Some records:
----

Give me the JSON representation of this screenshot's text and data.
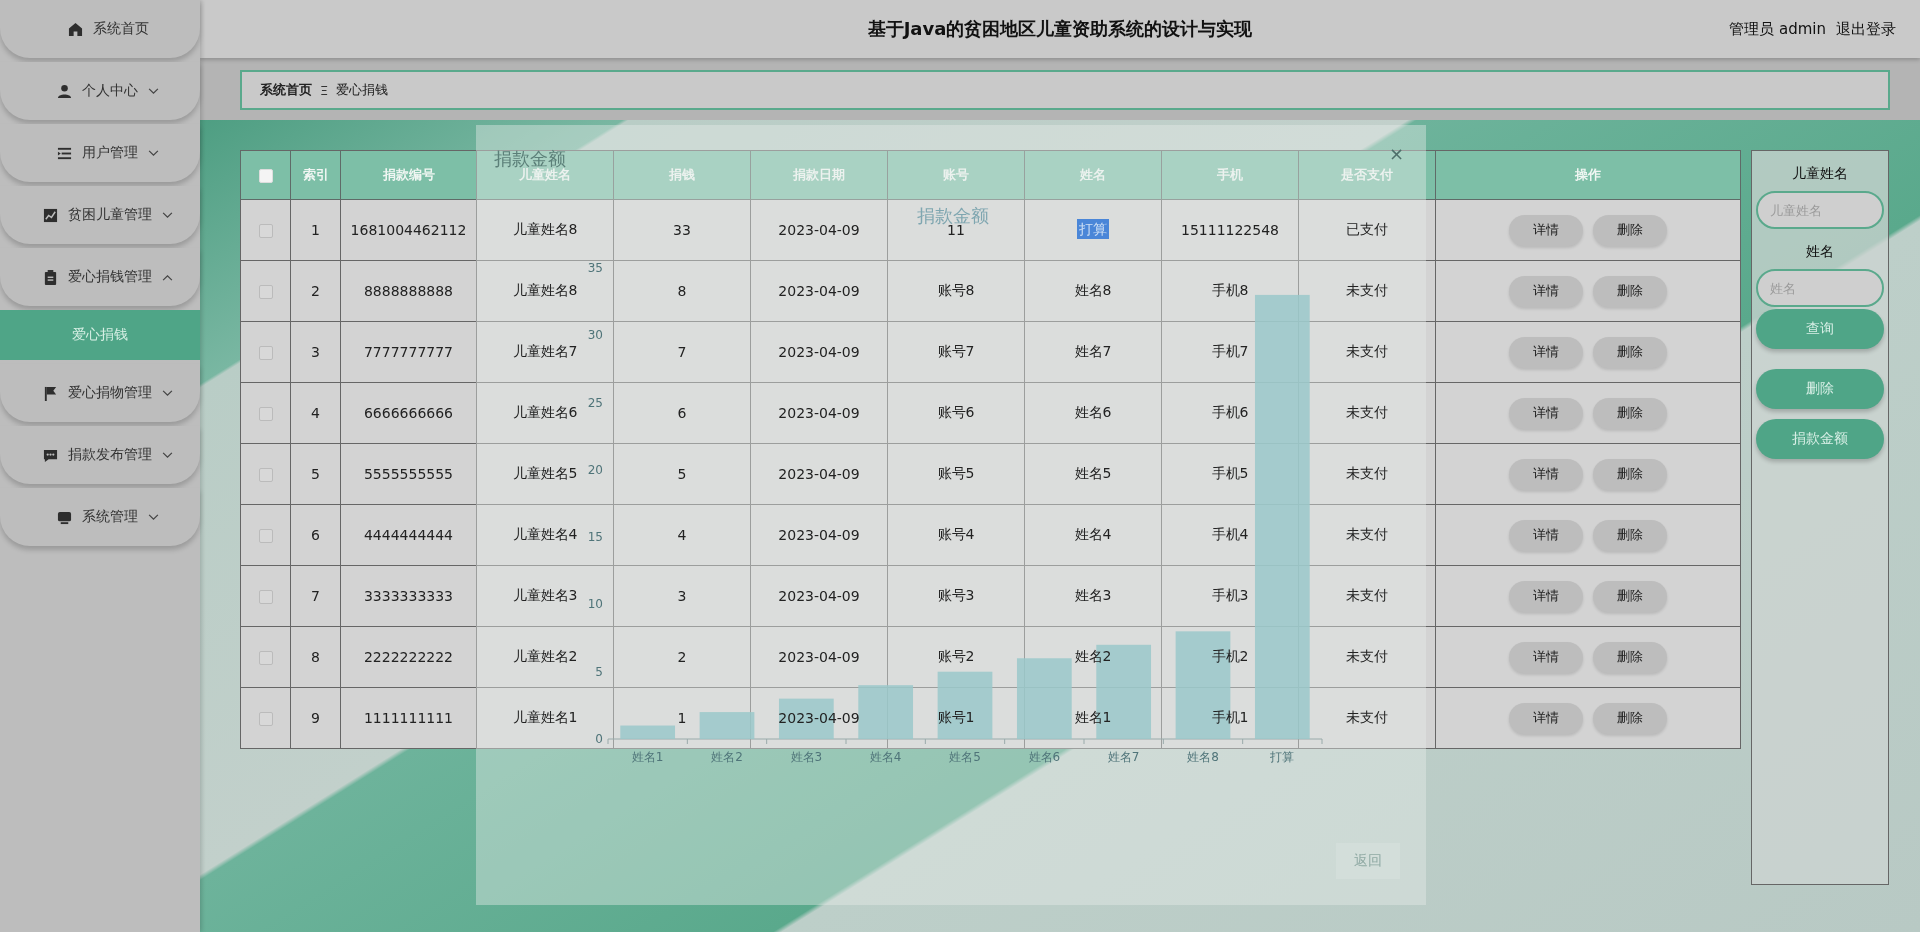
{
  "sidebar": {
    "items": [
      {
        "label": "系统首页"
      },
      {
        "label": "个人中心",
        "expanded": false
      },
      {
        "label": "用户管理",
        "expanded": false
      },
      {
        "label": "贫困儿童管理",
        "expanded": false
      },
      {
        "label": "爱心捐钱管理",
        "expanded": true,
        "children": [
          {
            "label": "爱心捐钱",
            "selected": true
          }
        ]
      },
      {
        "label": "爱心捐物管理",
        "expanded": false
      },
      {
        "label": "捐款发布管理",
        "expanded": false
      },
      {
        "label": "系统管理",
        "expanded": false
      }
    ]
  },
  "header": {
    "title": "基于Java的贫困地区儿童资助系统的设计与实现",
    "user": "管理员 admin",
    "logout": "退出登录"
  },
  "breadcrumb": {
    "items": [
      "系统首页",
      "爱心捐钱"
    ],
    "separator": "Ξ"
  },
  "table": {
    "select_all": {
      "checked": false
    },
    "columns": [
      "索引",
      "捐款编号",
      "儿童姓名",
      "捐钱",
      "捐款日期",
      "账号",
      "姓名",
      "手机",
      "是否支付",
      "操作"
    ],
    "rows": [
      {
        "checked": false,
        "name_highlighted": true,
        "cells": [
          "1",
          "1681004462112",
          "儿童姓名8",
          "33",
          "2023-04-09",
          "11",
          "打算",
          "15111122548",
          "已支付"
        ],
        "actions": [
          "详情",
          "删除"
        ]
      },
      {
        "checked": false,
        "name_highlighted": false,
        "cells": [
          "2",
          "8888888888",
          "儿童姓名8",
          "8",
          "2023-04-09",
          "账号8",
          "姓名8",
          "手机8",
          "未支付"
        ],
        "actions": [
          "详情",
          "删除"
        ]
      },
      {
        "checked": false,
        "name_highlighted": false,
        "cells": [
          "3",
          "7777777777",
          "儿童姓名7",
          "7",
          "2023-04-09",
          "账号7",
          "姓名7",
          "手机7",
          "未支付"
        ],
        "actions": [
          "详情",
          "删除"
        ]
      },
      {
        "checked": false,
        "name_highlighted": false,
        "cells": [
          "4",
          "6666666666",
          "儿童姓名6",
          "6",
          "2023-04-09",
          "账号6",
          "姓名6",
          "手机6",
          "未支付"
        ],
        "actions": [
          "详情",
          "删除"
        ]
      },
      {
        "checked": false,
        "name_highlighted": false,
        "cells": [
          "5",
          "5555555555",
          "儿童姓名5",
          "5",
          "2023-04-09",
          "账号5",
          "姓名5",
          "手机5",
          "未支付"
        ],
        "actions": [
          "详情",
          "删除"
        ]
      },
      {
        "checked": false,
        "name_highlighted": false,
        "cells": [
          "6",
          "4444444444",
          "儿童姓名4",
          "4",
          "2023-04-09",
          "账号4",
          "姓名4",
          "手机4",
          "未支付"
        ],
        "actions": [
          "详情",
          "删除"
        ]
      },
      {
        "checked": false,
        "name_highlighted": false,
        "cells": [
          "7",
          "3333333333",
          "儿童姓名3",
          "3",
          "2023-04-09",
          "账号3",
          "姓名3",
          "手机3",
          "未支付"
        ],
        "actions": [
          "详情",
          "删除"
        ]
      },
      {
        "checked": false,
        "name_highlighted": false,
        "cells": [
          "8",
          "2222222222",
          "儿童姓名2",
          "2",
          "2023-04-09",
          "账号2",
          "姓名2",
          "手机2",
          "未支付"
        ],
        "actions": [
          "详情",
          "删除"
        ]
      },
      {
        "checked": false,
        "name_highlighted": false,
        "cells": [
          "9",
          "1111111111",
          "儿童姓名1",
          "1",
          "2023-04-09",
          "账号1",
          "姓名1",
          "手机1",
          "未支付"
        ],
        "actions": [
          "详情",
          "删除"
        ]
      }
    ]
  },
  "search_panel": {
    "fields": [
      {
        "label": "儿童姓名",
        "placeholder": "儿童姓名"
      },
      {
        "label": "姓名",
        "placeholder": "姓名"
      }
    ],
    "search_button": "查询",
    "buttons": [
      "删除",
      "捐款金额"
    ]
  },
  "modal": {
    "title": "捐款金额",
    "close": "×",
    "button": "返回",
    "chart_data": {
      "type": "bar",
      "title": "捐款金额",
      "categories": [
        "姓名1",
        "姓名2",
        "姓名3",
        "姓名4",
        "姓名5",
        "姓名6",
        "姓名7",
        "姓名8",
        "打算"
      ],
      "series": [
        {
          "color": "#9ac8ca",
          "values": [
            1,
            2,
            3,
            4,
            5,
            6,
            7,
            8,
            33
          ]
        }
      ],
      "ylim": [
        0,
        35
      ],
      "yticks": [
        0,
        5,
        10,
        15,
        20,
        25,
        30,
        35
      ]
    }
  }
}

----

• Exercise requirements
Copy the material exactly. Do not include the pictures.

• The answer
Give me the JSON representation of this screenshot's text and data.
{
  "sidebar": {
    "items": [
      {
        "label": "系统首页"
      },
      {
        "label": "个人中心",
        "expanded": false
      },
      {
        "label": "用户管理",
        "expanded": false
      },
      {
        "label": "贫困儿童管理",
        "expanded": false
      },
      {
        "label": "爱心捐钱管理",
        "expanded": true,
        "children": [
          {
            "label": "爱心捐钱",
            "selected": true
          }
        ]
      },
      {
        "label": "爱心捐物管理",
        "expanded": false
      },
      {
        "label": "捐款发布管理",
        "expanded": false
      },
      {
        "label": "系统管理",
        "expanded": false
      }
    ]
  },
  "header": {
    "title": "基于Java的贫困地区儿童资助系统的设计与实现",
    "user": "管理员 admin",
    "logout": "退出登录"
  },
  "breadcrumb": {
    "items": [
      "系统首页",
      "爱心捐钱"
    ],
    "separator": "Ξ"
  },
  "table": {
    "select_all": {
      "checked": false
    },
    "columns": [
      "索引",
      "捐款编号",
      "儿童姓名",
      "捐钱",
      "捐款日期",
      "账号",
      "姓名",
      "手机",
      "是否支付",
      "操作"
    ],
    "rows": [
      {
        "checked": false,
        "name_highlighted": true,
        "cells": [
          "1",
          "1681004462112",
          "儿童姓名8",
          "33",
          "2023-04-09",
          "11",
          "打算",
          "15111122548",
          "已支付"
        ],
        "actions": [
          "详情",
          "删除"
        ]
      },
      {
        "checked": false,
        "name_highlighted": false,
        "cells": [
          "2",
          "8888888888",
          "儿童姓名8",
          "8",
          "2023-04-09",
          "账号8",
          "姓名8",
          "手机8",
          "未支付"
        ],
        "actions": [
          "详情",
          "删除"
        ]
      },
      {
        "checked": false,
        "name_highlighted": false,
        "cells": [
          "3",
          "7777777777",
          "儿童姓名7",
          "7",
          "2023-04-09",
          "账号7",
          "姓名7",
          "手机7",
          "未支付"
        ],
        "actions": [
          "详情",
          "删除"
        ]
      },
      {
        "checked": false,
        "name_highlighted": false,
        "cells": [
          "4",
          "6666666666",
          "儿童姓名6",
          "6",
          "2023-04-09",
          "账号6",
          "姓名6",
          "手机6",
          "未支付"
        ],
        "actions": [
          "详情",
          "删除"
        ]
      },
      {
        "checked": false,
        "name_highlighted": false,
        "cells": [
          "5",
          "5555555555",
          "儿童姓名5",
          "5",
          "2023-04-09",
          "账号5",
          "姓名5",
          "手机5",
          "未支付"
        ],
        "actions": [
          "详情",
          "删除"
        ]
      },
      {
        "checked": false,
        "name_highlighted": false,
        "cells": [
          "6",
          "4444444444",
          "儿童姓名4",
          "4",
          "2023-04-09",
          "账号4",
          "姓名4",
          "手机4",
          "未支付"
        ],
        "actions": [
          "详情",
          "删除"
        ]
      },
      {
        "checked": false,
        "name_highlighted": false,
        "cells": [
          "7",
          "3333333333",
          "儿童姓名3",
          "3",
          "2023-04-09",
          "账号3",
          "姓名3",
          "手机3",
          "未支付"
        ],
        "actions": [
          "详情",
          "删除"
        ]
      },
      {
        "checked": false,
        "name_highlighted": false,
        "cells": [
          "8",
          "2222222222",
          "儿童姓名2",
          "2",
          "2023-04-09",
          "账号2",
          "姓名2",
          "手机2",
          "未支付"
        ],
        "actions": [
          "详情",
          "删除"
        ]
      },
      {
        "checked": false,
        "name_highlighted": false,
        "cells": [
          "9",
          "1111111111",
          "儿童姓名1",
          "1",
          "2023-04-09",
          "账号1",
          "姓名1",
          "手机1",
          "未支付"
        ],
        "actions": [
          "详情",
          "删除"
        ]
      }
    ]
  },
  "search_panel": {
    "fields": [
      {
        "label": "儿童姓名",
        "placeholder": "儿童姓名"
      },
      {
        "label": "姓名",
        "placeholder": "姓名"
      }
    ],
    "search_button": "查询",
    "buttons": [
      "删除",
      "捐款金额"
    ]
  },
  "modal": {
    "title": "捐款金额",
    "close": "×",
    "button": "返回",
    "chart_data": {
      "type": "bar",
      "title": "捐款金额",
      "categories": [
        "姓名1",
        "姓名2",
        "姓名3",
        "姓名4",
        "姓名5",
        "姓名6",
        "姓名7",
        "姓名8",
        "打算"
      ],
      "series": [
        {
          "color": "#9ac8ca",
          "values": [
            1,
            2,
            3,
            4,
            5,
            6,
            7,
            8,
            33
          ]
        }
      ],
      "ylim": [
        0,
        35
      ],
      "yticks": [
        0,
        5,
        10,
        15,
        20,
        25,
        30,
        35
      ]
    }
  }
}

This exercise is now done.